OBJECTIVE — Reproduce the data verbatim, from its first line through the line that contains "32, 214, 46)", with both ends included.

THE RECORDS —
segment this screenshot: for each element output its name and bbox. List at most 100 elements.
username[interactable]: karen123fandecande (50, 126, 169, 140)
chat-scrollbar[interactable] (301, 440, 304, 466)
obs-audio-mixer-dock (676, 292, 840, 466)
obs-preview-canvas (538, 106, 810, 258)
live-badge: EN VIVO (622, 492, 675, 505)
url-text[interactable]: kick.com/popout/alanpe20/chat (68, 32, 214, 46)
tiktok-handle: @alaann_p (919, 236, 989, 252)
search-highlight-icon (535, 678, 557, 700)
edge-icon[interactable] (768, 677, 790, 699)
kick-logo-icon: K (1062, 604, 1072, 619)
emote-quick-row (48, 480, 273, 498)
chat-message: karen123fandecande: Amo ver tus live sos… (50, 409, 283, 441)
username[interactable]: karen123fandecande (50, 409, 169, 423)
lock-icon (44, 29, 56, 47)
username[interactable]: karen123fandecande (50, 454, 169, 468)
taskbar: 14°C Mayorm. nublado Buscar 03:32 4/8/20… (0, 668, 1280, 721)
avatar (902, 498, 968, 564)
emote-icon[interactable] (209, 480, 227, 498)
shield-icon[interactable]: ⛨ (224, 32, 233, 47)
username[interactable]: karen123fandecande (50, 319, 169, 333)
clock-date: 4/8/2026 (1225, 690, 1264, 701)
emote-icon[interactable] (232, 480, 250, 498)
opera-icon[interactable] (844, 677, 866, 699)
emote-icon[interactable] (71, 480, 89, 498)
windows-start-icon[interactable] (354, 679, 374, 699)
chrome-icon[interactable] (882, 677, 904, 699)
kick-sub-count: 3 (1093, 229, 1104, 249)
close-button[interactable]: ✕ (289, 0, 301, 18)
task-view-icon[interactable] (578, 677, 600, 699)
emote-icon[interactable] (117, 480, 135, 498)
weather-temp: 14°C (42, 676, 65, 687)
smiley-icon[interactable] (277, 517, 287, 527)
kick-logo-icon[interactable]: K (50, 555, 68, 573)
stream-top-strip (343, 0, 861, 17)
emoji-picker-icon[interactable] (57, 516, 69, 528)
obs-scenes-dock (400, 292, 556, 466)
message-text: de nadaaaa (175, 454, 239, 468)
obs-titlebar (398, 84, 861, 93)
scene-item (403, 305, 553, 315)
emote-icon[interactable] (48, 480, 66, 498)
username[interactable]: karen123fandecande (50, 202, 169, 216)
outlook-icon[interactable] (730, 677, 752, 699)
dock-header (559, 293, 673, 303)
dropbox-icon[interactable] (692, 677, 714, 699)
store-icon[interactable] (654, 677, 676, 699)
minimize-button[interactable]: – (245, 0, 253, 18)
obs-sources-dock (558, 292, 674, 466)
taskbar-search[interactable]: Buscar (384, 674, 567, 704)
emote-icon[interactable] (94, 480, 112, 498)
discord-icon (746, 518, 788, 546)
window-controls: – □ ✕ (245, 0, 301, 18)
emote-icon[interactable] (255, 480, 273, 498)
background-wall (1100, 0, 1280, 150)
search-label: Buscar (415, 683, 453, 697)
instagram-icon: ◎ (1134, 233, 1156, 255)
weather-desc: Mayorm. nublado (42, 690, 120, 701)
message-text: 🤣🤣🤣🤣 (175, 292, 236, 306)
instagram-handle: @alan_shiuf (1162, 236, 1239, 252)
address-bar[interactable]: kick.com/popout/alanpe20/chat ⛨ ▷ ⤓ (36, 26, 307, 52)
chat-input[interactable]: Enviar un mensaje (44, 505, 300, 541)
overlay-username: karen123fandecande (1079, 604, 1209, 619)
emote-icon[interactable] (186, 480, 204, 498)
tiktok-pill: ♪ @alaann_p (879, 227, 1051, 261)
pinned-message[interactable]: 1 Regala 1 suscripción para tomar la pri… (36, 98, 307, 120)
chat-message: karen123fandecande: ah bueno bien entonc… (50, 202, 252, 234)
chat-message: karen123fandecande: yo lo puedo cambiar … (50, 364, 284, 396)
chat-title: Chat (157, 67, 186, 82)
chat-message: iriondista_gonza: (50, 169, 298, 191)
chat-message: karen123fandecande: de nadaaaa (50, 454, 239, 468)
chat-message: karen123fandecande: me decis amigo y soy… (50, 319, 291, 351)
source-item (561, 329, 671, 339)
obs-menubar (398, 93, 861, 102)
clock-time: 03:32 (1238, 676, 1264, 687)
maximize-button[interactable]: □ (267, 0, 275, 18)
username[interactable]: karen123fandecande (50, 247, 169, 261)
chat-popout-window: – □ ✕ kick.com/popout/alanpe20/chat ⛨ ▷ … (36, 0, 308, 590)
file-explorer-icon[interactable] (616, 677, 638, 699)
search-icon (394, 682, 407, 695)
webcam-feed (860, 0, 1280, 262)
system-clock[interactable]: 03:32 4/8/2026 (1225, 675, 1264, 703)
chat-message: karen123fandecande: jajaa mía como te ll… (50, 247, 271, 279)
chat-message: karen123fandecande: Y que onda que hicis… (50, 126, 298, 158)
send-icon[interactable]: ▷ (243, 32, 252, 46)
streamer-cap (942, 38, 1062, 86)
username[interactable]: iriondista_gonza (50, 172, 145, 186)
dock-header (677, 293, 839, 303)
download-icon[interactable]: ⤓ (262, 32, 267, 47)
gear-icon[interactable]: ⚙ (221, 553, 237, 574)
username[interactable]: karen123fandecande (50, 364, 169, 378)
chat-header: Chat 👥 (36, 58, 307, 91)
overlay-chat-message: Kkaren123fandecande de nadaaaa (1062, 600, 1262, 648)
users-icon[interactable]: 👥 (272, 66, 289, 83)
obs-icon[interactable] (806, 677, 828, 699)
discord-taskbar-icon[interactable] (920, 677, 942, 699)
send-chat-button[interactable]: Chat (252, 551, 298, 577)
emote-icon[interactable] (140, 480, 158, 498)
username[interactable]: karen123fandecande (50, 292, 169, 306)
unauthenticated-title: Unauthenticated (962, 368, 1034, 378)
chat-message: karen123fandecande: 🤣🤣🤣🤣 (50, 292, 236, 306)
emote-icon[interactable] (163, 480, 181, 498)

REPLY TO THE EXERCISE —
segment this screenshot: for each element output its name and bbox. List at most 100 elements.
username[interactable]: karen123fandecande (50, 126, 169, 140)
chat-scrollbar[interactable] (301, 440, 304, 466)
obs-audio-mixer-dock (676, 292, 840, 466)
obs-preview-canvas (538, 106, 810, 258)
live-badge: EN VIVO (622, 492, 675, 505)
url-text[interactable]: kick.com/popout/alanpe20/chat (68, 32, 214, 46)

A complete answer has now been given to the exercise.